**Requirement:** Select every line below containing the word "electricity".

— begin Data extract —

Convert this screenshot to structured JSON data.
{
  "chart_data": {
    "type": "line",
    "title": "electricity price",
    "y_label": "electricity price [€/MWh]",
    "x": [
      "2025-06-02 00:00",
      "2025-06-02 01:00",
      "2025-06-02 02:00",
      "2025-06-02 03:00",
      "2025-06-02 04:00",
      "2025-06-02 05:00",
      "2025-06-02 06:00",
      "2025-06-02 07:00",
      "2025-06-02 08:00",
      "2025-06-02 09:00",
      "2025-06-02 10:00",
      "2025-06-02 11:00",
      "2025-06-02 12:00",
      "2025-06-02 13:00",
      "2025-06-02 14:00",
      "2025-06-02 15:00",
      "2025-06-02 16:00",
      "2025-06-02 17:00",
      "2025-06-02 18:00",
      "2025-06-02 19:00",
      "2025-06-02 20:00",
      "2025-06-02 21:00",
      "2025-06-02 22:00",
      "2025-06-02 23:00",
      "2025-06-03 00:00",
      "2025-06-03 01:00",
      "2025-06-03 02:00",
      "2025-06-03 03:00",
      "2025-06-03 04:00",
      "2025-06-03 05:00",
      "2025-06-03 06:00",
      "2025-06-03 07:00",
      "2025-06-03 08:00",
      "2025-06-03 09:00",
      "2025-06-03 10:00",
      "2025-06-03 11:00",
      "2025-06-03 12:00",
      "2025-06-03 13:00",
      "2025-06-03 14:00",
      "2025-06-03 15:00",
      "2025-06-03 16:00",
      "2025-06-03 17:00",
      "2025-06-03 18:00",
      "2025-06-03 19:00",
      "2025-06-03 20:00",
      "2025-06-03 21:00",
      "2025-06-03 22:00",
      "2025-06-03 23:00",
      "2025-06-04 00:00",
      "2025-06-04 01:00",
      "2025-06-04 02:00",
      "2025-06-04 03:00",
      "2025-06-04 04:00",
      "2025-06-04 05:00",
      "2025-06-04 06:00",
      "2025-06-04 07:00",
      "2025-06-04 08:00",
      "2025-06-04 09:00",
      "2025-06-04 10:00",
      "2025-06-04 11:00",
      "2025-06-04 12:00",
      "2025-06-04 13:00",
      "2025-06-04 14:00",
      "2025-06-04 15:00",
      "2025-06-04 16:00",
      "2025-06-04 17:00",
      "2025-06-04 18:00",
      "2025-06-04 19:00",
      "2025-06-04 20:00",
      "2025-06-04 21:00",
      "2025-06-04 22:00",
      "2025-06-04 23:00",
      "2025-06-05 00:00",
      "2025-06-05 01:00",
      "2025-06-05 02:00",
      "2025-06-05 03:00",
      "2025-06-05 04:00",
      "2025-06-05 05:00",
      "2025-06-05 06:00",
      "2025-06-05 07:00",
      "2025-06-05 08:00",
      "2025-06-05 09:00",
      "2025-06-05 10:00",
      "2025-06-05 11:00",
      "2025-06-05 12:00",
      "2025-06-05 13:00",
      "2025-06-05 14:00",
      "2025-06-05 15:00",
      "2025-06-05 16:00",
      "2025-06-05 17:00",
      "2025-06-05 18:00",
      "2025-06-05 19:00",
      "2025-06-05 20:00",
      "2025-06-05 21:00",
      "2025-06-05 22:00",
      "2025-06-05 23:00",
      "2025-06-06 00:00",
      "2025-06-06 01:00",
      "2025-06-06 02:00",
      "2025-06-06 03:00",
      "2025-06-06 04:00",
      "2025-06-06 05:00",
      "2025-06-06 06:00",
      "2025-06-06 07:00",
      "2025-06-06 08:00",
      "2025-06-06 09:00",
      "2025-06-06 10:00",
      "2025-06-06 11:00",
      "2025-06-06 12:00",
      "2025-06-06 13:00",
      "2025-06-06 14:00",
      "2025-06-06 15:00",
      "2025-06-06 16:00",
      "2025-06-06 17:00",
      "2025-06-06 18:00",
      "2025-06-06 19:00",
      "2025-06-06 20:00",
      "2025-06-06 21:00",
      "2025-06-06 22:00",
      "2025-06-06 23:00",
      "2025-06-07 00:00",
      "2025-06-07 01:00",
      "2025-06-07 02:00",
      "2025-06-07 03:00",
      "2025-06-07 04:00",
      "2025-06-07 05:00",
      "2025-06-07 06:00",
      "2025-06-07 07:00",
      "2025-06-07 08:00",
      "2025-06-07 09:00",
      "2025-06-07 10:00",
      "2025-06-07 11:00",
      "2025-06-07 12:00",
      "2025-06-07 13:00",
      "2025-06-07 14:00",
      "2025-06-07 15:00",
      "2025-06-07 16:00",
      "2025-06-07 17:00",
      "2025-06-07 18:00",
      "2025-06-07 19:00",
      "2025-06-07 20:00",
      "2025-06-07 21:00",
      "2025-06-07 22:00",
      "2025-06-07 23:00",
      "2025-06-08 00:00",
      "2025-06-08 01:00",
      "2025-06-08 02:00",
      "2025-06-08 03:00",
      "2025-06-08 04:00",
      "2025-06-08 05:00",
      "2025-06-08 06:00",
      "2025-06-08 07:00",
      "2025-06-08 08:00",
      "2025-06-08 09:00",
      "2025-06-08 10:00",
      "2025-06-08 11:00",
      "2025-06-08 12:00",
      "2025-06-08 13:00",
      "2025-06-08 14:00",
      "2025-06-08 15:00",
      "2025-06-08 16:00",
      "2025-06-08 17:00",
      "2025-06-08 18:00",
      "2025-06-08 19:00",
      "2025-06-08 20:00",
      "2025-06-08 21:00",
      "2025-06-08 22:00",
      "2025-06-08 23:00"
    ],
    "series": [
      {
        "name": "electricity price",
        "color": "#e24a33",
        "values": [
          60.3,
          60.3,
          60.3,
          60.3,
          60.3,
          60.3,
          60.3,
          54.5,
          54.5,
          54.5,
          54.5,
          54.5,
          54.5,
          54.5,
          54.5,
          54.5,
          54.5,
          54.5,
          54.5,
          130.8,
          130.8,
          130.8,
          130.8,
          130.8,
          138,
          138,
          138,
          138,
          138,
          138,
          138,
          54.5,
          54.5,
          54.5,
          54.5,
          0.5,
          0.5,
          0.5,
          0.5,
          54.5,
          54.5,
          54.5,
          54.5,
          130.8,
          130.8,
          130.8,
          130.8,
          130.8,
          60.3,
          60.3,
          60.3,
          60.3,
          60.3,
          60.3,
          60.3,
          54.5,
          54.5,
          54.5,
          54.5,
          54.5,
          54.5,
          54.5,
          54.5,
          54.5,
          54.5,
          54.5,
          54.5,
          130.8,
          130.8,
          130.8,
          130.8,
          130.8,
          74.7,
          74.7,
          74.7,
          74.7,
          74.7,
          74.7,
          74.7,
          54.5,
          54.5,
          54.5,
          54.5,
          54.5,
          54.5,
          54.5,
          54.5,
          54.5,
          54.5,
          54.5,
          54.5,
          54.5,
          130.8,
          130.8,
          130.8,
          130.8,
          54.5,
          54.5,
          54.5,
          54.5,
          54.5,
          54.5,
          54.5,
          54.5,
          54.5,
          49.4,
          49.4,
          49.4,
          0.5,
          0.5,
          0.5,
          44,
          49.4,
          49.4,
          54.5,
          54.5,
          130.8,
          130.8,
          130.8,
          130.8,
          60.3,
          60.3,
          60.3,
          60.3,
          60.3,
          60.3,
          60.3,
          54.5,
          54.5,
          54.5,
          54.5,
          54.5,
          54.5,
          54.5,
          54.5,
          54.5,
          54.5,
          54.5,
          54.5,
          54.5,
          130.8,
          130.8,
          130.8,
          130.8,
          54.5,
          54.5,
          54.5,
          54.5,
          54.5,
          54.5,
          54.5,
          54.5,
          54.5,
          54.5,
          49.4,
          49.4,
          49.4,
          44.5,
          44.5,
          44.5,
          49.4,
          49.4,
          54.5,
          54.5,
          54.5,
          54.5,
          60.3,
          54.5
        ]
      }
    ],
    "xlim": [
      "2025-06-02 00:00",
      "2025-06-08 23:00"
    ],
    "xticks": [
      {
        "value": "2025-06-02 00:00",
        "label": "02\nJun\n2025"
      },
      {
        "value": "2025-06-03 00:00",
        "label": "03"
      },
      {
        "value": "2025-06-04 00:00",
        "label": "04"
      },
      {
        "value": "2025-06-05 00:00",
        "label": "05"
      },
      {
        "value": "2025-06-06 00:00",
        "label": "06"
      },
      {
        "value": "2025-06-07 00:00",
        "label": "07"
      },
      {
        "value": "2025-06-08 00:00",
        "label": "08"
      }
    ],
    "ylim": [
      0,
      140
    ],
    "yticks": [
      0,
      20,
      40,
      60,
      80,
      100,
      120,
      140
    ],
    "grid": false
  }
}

— end Data extract —

**Final answer:**
    "title": "electricity price",
    "y_label": "electricity price [€/MWh]",
        "name": "electricity price",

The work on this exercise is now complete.